Written task => Within the data that follows, how many lines carry the string "Output"? Give the number alone.

########################################

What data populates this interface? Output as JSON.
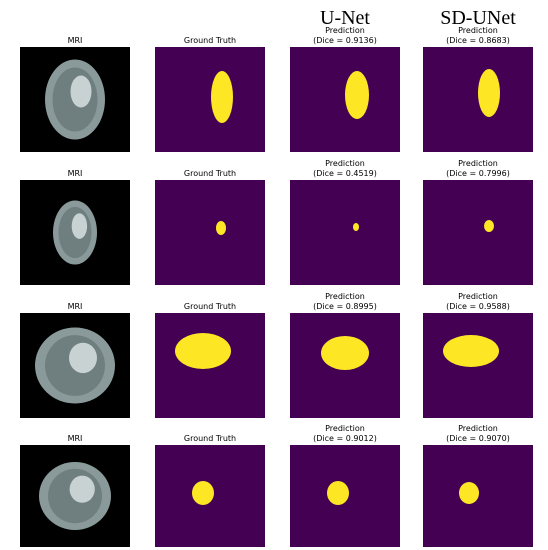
{
  "column_headers": [
    "U-Net",
    "SD-UNet"
  ],
  "rows": [
    {
      "panels": [
        {
          "title": "MRI"
        },
        {
          "title": "Ground Truth"
        },
        {
          "title": "Prediction",
          "dice": "(Dice = 0.9136)"
        },
        {
          "title": "Prediction",
          "dice": "(Dice = 0.8683)"
        }
      ]
    },
    {
      "panels": [
        {
          "title": "MRI"
        },
        {
          "title": "Ground Truth"
        },
        {
          "title": "Prediction",
          "dice": "(Dice = 0.4519)"
        },
        {
          "title": "Prediction",
          "dice": "(Dice = 0.7996)"
        }
      ]
    },
    {
      "panels": [
        {
          "title": "MRI"
        },
        {
          "title": "Ground Truth"
        },
        {
          "title": "Prediction",
          "dice": "(Dice = 0.8995)"
        },
        {
          "title": "Prediction",
          "dice": "(Dice = 0.9588)"
        }
      ]
    },
    {
      "panels": [
        {
          "title": "MRI"
        },
        {
          "title": "Ground Truth"
        },
        {
          "title": "Prediction",
          "dice": "(Dice = 0.9012)"
        },
        {
          "title": "Prediction",
          "dice": "(Dice = 0.9070)"
        }
      ]
    }
  ]
}
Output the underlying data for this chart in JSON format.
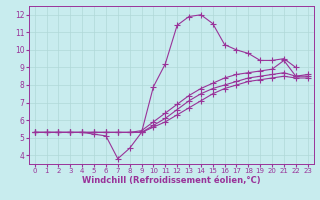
{
  "background_color": "#c8ecee",
  "grid_color": "#b0d8d8",
  "line_color": "#993399",
  "marker": "+",
  "markersize": 4,
  "linewidth": 0.8,
  "xlabel": "Windchill (Refroidissement éolien,°C)",
  "xlabel_fontsize": 6,
  "xtick_fontsize": 5,
  "ytick_fontsize": 5.5,
  "xlim": [
    -0.5,
    23.5
  ],
  "ylim": [
    3.5,
    12.5
  ],
  "xticks": [
    0,
    1,
    2,
    3,
    4,
    5,
    6,
    7,
    8,
    9,
    10,
    11,
    12,
    13,
    14,
    15,
    16,
    17,
    18,
    19,
    20,
    21,
    22,
    23
  ],
  "yticks": [
    4,
    5,
    6,
    7,
    8,
    9,
    10,
    11,
    12
  ],
  "lines": [
    {
      "x": [
        0,
        1,
        2,
        3,
        4,
        5,
        6,
        7,
        8,
        9,
        10,
        11,
        12,
        13,
        14,
        15,
        16,
        17,
        18,
        19,
        20,
        21,
        22
      ],
      "y": [
        5.3,
        5.3,
        5.3,
        5.3,
        5.3,
        5.2,
        5.1,
        3.8,
        4.4,
        5.3,
        7.9,
        9.2,
        11.4,
        11.9,
        12.0,
        11.5,
        10.3,
        10.0,
        9.8,
        9.4,
        9.4,
        9.5,
        9.0
      ]
    },
    {
      "x": [
        0,
        1,
        2,
        3,
        4,
        5,
        6,
        7,
        8,
        9,
        10,
        11,
        12,
        13,
        14,
        15,
        16,
        17,
        18,
        19,
        20,
        21,
        22,
        23
      ],
      "y": [
        5.3,
        5.3,
        5.3,
        5.3,
        5.3,
        5.3,
        5.3,
        5.3,
        5.3,
        5.4,
        5.9,
        6.4,
        6.9,
        7.4,
        7.8,
        8.1,
        8.4,
        8.6,
        8.7,
        8.8,
        8.9,
        9.4,
        8.5,
        8.6
      ]
    },
    {
      "x": [
        0,
        1,
        2,
        3,
        4,
        5,
        6,
        7,
        8,
        9,
        10,
        11,
        12,
        13,
        14,
        15,
        16,
        17,
        18,
        19,
        20,
        21,
        22,
        23
      ],
      "y": [
        5.3,
        5.3,
        5.3,
        5.3,
        5.3,
        5.3,
        5.3,
        5.3,
        5.3,
        5.3,
        5.7,
        6.1,
        6.6,
        7.1,
        7.5,
        7.8,
        8.0,
        8.2,
        8.4,
        8.5,
        8.6,
        8.7,
        8.5,
        8.5
      ]
    },
    {
      "x": [
        0,
        1,
        2,
        3,
        4,
        5,
        6,
        7,
        8,
        9,
        10,
        11,
        12,
        13,
        14,
        15,
        16,
        17,
        18,
        19,
        20,
        21,
        22,
        23
      ],
      "y": [
        5.3,
        5.3,
        5.3,
        5.3,
        5.3,
        5.3,
        5.3,
        5.3,
        5.3,
        5.3,
        5.6,
        5.9,
        6.3,
        6.7,
        7.1,
        7.5,
        7.8,
        8.0,
        8.2,
        8.3,
        8.4,
        8.5,
        8.4,
        8.4
      ]
    }
  ]
}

########################################

The result => 2